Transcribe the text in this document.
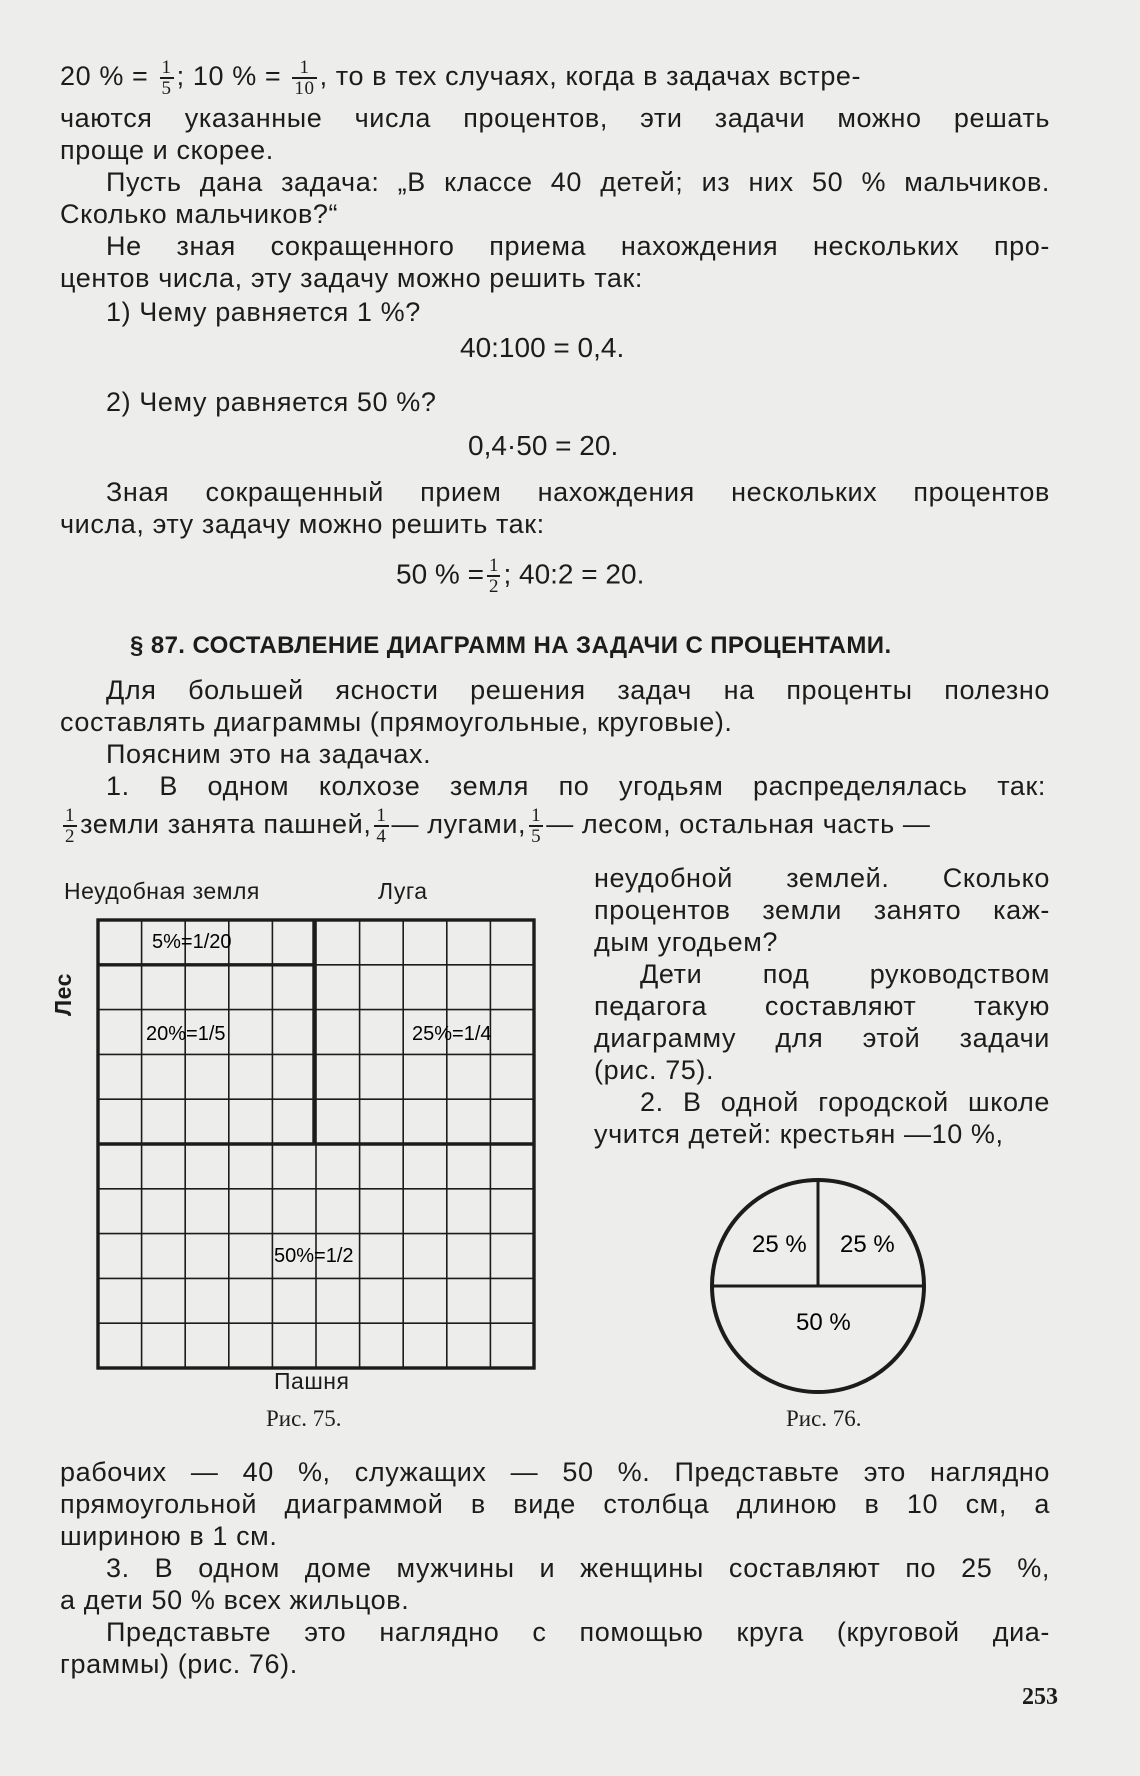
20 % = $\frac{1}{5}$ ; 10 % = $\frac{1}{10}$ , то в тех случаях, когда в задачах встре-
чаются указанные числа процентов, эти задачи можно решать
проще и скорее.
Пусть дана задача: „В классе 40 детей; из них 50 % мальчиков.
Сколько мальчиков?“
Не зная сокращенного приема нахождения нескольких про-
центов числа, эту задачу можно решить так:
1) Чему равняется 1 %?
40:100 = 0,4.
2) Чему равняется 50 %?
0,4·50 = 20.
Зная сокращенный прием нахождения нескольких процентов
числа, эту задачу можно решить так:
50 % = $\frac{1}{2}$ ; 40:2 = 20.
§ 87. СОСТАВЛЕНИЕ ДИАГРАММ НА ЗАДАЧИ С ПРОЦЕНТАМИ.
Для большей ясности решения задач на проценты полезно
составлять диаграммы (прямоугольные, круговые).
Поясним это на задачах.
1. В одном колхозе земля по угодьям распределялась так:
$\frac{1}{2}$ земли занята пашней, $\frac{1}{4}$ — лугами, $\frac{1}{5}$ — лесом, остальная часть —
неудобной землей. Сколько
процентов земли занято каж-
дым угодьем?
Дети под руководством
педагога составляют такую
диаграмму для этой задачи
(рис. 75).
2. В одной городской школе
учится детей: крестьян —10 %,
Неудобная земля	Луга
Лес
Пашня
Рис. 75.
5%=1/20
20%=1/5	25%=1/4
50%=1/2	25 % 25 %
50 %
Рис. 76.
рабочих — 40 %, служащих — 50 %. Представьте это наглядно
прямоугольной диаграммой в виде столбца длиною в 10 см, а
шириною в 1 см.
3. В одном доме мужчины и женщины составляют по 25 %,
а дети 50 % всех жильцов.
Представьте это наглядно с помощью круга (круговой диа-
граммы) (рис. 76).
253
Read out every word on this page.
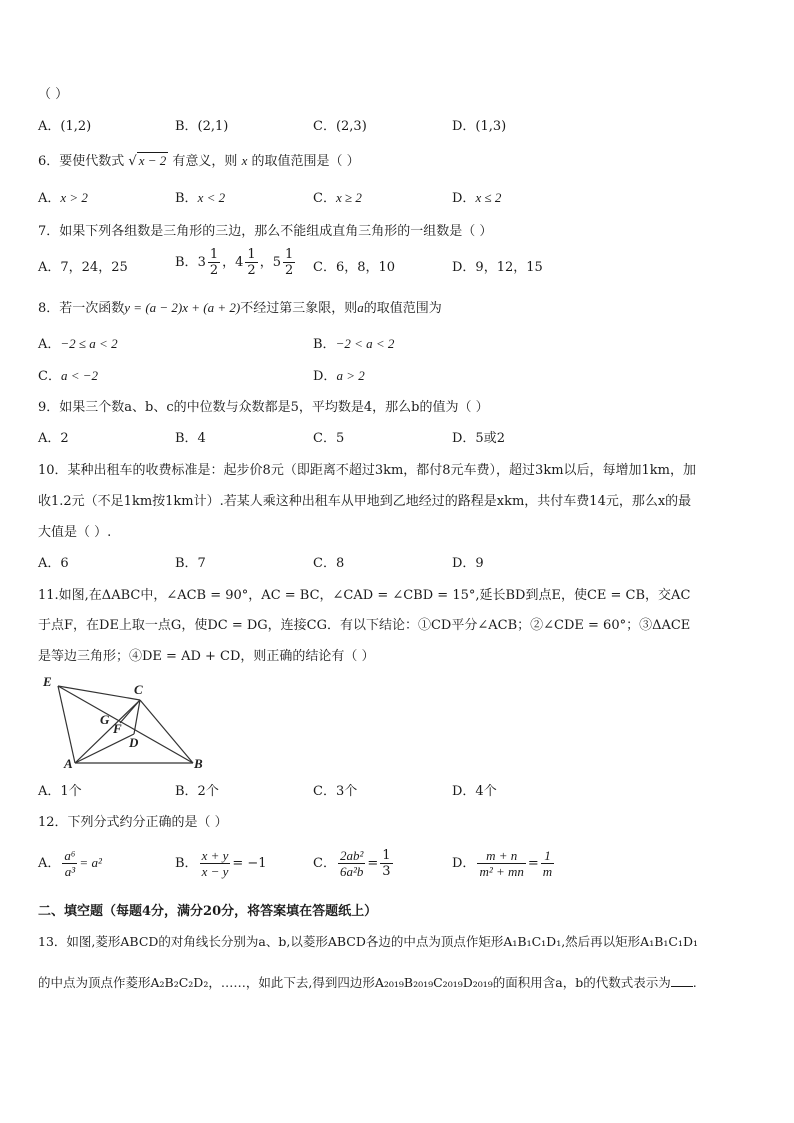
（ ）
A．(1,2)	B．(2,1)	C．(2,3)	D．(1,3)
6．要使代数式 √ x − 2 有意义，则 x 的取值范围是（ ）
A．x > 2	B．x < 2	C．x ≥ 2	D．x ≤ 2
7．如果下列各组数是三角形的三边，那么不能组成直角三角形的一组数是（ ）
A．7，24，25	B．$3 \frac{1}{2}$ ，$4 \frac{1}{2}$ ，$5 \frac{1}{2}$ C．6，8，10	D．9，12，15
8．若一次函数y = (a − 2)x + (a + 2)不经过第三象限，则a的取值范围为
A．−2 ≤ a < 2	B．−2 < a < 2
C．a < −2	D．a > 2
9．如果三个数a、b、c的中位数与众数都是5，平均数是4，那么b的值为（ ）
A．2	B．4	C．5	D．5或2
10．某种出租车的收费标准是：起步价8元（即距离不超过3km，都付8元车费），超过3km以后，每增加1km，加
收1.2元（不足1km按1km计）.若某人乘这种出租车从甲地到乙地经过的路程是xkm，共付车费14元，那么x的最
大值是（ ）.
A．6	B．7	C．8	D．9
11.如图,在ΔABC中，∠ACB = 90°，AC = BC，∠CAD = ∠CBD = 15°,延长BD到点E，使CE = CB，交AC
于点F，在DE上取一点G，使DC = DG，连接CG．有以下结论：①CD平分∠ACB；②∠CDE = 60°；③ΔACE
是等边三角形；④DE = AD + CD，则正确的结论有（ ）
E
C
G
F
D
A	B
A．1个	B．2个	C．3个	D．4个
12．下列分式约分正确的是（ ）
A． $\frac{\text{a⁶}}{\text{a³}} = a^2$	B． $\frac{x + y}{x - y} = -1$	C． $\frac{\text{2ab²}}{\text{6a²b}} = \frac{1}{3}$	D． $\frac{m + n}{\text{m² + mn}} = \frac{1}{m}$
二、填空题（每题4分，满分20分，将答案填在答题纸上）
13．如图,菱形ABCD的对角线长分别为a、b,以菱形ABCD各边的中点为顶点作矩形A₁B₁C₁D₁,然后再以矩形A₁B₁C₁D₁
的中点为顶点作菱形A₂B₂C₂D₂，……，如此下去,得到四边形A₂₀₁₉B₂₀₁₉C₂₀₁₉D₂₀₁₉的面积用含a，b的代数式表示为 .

━━━━━━━━━━

Identify and list each line with the word "this".

TASK OUTPUT ::
Transcribe the text in this document.
Read out every word on this page.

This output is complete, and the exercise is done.